=== PROVIDED MATERIAL ===
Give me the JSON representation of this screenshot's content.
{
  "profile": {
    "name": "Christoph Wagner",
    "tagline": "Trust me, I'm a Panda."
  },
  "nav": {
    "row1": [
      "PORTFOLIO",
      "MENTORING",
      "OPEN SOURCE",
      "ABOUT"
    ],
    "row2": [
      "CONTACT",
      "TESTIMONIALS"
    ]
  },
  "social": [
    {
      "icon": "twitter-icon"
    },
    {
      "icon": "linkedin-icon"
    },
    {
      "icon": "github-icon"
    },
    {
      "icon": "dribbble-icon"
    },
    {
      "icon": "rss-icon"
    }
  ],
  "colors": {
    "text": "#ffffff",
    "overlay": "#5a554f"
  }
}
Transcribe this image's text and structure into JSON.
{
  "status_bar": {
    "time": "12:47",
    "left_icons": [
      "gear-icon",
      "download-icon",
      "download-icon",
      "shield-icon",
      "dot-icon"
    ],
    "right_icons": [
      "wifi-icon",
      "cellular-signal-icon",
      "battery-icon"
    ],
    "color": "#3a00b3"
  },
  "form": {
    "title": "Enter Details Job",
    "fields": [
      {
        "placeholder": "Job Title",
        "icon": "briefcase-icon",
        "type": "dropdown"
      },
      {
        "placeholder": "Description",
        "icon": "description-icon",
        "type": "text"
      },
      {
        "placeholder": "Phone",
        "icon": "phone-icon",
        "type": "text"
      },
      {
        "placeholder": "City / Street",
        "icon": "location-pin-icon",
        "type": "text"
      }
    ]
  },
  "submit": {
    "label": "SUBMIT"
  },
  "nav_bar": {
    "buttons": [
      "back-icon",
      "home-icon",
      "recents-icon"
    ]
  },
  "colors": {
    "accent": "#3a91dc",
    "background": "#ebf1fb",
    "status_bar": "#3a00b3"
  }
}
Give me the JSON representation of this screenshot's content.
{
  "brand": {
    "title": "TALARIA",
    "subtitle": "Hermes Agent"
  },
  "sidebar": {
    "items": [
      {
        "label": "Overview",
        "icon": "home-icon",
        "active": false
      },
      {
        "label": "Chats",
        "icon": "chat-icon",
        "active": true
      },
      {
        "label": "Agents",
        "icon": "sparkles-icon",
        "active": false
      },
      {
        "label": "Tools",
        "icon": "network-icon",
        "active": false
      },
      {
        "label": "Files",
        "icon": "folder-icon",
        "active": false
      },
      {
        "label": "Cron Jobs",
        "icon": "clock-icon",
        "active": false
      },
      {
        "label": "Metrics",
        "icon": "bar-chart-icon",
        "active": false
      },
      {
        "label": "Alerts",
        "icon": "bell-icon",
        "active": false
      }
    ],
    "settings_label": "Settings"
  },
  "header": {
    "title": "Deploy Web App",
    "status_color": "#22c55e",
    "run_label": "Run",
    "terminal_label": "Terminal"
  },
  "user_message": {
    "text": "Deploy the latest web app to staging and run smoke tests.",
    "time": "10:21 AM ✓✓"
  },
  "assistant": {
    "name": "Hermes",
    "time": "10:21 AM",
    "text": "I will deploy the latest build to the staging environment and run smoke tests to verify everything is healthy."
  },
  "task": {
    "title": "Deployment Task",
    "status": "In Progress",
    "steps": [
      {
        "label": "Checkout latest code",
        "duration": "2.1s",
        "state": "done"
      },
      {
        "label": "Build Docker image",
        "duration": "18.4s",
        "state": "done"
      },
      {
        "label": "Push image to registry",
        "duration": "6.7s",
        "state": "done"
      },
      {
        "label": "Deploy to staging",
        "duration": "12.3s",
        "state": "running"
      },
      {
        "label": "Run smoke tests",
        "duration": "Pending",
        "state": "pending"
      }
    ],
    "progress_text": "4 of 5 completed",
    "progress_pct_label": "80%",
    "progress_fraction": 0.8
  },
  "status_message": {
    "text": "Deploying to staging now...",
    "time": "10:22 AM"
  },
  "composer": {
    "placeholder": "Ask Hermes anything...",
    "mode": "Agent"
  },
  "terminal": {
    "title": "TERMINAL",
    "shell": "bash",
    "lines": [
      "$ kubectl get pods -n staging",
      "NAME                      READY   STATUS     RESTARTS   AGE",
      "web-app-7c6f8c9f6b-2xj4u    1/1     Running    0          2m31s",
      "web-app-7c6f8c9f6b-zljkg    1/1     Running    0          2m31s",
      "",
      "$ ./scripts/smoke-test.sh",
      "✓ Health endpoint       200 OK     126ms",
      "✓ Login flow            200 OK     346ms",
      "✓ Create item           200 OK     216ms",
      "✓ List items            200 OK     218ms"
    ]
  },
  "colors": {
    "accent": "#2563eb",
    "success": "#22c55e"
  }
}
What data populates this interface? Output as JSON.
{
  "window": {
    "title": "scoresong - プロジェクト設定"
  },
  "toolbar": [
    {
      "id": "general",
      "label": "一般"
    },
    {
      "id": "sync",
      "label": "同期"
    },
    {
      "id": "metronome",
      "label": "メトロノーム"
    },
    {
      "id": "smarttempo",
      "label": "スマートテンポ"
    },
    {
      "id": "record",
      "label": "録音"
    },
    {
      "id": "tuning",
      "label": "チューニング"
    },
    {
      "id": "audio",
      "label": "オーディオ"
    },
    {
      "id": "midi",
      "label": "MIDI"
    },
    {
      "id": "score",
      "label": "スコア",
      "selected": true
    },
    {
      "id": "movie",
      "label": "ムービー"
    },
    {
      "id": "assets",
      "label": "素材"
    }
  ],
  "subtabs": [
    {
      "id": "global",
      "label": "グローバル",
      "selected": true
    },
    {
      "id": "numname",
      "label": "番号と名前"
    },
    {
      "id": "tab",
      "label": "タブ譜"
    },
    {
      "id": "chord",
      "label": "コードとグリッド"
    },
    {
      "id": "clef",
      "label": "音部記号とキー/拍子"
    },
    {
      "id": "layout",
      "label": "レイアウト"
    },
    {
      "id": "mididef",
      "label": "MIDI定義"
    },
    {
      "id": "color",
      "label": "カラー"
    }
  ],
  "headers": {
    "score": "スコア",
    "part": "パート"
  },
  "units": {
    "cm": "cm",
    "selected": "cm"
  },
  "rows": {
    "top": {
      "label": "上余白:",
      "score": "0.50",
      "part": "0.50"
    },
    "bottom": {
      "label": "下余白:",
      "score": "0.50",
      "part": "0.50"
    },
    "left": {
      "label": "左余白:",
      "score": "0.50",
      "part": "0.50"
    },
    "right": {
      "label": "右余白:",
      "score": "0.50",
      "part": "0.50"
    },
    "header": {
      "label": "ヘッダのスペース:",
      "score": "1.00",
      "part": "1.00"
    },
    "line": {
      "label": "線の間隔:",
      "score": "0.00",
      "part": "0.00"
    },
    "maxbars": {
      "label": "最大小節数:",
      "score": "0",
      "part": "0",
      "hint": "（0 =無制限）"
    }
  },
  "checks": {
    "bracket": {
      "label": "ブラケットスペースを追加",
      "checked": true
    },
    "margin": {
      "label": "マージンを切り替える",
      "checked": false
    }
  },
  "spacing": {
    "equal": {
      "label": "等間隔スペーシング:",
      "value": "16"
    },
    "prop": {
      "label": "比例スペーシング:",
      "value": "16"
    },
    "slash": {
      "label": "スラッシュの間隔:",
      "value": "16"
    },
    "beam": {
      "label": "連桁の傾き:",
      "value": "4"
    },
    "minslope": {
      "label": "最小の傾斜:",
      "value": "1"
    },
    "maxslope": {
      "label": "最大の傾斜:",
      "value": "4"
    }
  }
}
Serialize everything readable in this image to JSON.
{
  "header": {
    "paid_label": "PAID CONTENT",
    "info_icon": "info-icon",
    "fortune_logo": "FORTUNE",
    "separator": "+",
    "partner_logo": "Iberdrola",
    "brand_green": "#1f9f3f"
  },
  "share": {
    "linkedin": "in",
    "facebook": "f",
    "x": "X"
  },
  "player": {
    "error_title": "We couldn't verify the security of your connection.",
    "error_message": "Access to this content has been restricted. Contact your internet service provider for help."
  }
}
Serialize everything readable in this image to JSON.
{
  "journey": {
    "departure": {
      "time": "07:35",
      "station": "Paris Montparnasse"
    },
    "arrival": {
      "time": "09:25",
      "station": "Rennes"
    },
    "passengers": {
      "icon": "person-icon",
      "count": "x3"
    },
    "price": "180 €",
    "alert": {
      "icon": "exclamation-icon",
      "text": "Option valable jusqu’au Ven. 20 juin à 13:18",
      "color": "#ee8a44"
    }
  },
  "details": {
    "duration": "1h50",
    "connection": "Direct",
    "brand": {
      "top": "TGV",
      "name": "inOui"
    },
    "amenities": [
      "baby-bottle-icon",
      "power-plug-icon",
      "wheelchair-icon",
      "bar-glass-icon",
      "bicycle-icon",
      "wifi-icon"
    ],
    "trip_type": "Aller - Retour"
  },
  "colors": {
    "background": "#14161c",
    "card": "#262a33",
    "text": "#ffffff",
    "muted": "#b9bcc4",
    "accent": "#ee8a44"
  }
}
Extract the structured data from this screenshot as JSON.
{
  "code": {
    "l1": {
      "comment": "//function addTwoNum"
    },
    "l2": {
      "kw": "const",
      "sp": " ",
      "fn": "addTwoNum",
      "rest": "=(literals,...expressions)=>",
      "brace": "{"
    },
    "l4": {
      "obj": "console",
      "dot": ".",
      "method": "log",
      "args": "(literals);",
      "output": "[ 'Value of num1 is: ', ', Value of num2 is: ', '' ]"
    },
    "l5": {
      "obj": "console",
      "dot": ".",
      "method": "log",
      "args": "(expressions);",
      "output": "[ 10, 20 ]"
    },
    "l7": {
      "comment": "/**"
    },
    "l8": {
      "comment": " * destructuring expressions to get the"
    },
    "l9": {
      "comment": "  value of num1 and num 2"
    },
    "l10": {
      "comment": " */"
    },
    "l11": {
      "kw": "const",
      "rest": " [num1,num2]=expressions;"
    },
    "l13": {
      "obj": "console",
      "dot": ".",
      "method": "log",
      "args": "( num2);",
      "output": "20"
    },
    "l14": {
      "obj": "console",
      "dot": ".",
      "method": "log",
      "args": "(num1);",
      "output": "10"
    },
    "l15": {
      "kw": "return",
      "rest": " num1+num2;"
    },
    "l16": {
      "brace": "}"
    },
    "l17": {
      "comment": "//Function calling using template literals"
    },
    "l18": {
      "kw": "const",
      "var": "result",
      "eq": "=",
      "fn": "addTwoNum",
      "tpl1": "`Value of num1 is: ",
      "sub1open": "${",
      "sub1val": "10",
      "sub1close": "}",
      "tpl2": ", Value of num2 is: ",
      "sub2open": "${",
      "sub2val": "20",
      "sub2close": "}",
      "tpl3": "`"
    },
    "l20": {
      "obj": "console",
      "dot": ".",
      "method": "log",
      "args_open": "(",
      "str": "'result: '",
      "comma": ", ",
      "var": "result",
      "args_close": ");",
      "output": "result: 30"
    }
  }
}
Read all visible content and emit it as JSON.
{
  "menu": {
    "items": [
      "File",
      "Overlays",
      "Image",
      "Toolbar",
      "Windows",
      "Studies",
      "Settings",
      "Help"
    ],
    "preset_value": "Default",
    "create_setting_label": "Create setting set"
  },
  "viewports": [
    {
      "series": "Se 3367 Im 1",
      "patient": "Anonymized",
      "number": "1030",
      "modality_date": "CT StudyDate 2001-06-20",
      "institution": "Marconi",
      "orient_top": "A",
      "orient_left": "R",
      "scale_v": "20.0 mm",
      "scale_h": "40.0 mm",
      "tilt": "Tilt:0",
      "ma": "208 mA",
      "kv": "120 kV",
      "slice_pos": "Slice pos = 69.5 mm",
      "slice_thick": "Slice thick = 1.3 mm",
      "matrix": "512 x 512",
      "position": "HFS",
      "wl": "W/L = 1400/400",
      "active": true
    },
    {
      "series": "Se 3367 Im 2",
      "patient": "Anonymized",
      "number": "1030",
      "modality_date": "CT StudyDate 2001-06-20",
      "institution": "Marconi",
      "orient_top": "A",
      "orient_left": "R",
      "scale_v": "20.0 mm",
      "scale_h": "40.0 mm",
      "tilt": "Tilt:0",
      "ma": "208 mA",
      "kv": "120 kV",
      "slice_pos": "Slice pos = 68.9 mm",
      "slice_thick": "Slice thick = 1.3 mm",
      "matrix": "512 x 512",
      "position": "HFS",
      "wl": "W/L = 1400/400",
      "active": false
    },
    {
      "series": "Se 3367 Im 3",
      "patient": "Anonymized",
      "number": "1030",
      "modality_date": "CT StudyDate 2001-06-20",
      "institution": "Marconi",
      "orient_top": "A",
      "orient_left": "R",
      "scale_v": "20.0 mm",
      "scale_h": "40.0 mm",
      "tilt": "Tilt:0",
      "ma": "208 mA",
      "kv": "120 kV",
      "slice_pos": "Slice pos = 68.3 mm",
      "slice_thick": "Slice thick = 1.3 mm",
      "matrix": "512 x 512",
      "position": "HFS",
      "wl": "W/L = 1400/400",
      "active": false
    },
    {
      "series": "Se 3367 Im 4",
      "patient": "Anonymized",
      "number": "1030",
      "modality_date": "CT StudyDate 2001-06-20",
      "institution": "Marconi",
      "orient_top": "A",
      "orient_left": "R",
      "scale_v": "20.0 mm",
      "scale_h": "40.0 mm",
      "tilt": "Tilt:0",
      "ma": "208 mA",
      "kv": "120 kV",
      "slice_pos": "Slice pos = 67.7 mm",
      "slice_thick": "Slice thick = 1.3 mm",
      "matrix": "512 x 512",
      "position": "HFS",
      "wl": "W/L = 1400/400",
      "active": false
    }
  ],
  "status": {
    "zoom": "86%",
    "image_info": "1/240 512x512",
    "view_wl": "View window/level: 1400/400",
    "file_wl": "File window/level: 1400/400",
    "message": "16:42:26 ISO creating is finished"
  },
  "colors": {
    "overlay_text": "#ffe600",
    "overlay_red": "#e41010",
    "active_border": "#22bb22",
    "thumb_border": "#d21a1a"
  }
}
===
Show all lines from the listing above in which "true" appears.

        "active": true
      "selected": true
      "selected": true
      "checked": true
      "active": true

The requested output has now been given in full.